Record set.
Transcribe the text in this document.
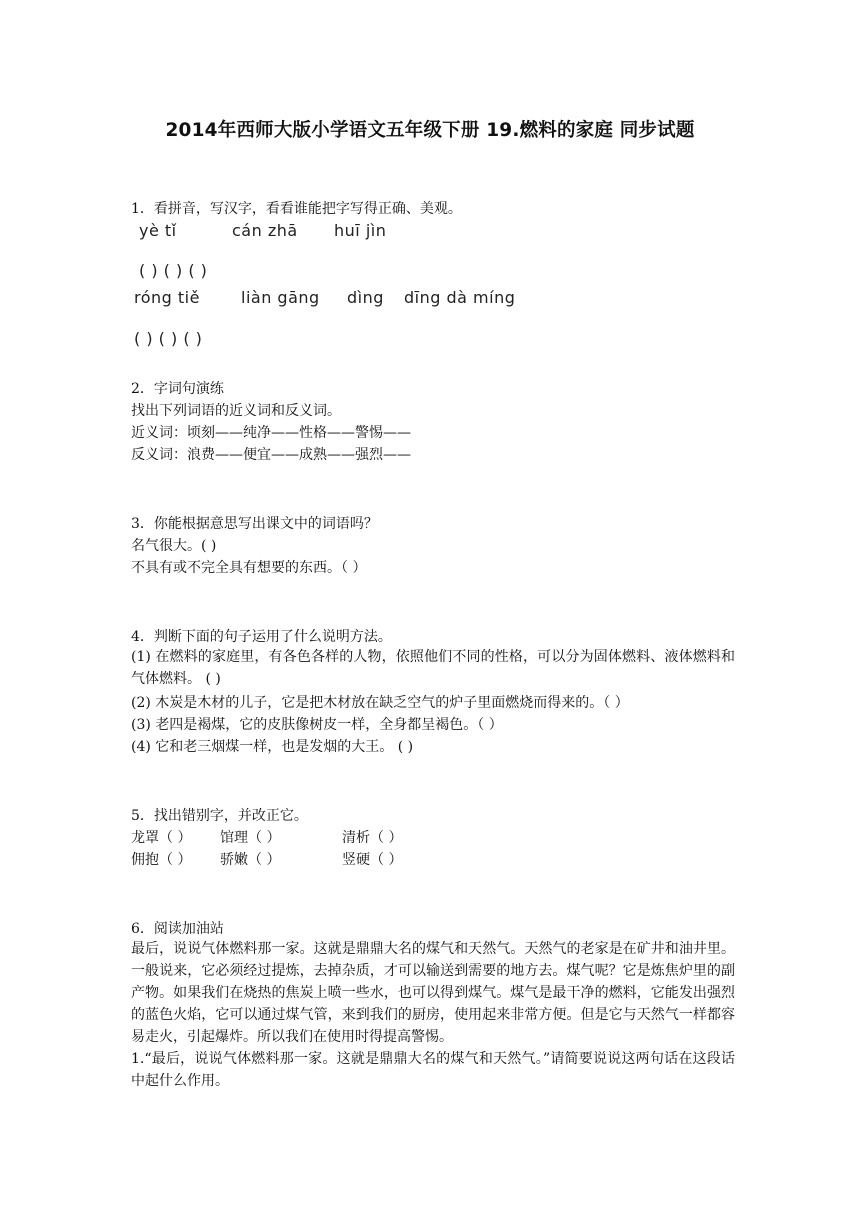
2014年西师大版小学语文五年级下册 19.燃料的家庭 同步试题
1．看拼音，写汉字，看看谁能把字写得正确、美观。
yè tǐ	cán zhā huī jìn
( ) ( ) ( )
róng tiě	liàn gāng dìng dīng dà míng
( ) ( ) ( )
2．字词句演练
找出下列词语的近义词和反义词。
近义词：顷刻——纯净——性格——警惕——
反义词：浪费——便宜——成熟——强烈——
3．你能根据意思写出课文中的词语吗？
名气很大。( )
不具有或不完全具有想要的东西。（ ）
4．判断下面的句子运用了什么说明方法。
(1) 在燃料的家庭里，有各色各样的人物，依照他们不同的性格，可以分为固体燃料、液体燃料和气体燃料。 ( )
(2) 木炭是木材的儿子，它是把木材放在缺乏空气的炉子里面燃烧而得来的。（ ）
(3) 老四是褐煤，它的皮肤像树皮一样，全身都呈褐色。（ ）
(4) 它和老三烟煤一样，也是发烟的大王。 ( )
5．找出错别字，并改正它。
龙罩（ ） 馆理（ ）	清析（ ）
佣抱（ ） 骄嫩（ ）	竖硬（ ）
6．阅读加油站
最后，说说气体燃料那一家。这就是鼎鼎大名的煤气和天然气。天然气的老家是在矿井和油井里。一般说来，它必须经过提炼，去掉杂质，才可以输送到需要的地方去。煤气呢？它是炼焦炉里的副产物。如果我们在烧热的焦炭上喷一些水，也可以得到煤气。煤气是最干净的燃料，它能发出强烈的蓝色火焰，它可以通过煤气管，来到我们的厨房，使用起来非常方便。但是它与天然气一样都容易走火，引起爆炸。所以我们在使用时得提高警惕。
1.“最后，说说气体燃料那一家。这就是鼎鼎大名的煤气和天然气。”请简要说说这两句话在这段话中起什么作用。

Instructions for the task.
Go through the material above and print all of it exactly, except the pictures.

Worked answer.
Transcribe the text in this document.
2014年西师大版小学语文五年级下册 19.燃料的家庭 同步试题
1．看拼音，写汉字，看看谁能把字写得正确、美观。
yè tǐ	cán zhā huī jìn
( ) ( ) ( )
róng tiě	liàn gāng dìng dīng dà míng
( ) ( ) ( )
2．字词句演练
找出下列词语的近义词和反义词。
近义词：顷刻——纯净——性格——警惕——
反义词：浪费——便宜——成熟——强烈——
3．你能根据意思写出课文中的词语吗？
名气很大。( )
不具有或不完全具有想要的东西。（ ）
4．判断下面的句子运用了什么说明方法。
(1) 在燃料的家庭里，有各色各样的人物，依照他们不同的性格，可以分为固体燃料、液体燃料和气体燃料。 ( )
(2) 木炭是木材的儿子，它是把木材放在缺乏空气的炉子里面燃烧而得来的。（ ）
(3) 老四是褐煤，它的皮肤像树皮一样，全身都呈褐色。（ ）
(4) 它和老三烟煤一样，也是发烟的大王。 ( )
5．找出错别字，并改正它。
龙罩（ ） 馆理（ ）	清析（ ）
佣抱（ ） 骄嫩（ ）	竖硬（ ）
6．阅读加油站
最后，说说气体燃料那一家。这就是鼎鼎大名的煤气和天然气。天然气的老家是在矿井和油井里。一般说来，它必须经过提炼，去掉杂质，才可以输送到需要的地方去。煤气呢？它是炼焦炉里的副产物。如果我们在烧热的焦炭上喷一些水，也可以得到煤气。煤气是最干净的燃料，它能发出强烈的蓝色火焰，它可以通过煤气管，来到我们的厨房，使用起来非常方便。但是它与天然气一样都容易走火，引起爆炸。所以我们在使用时得提高警惕。
1.“最后，说说气体燃料那一家。这就是鼎鼎大名的煤气和天然气。”请简要说说这两句话在这段话中起什么作用。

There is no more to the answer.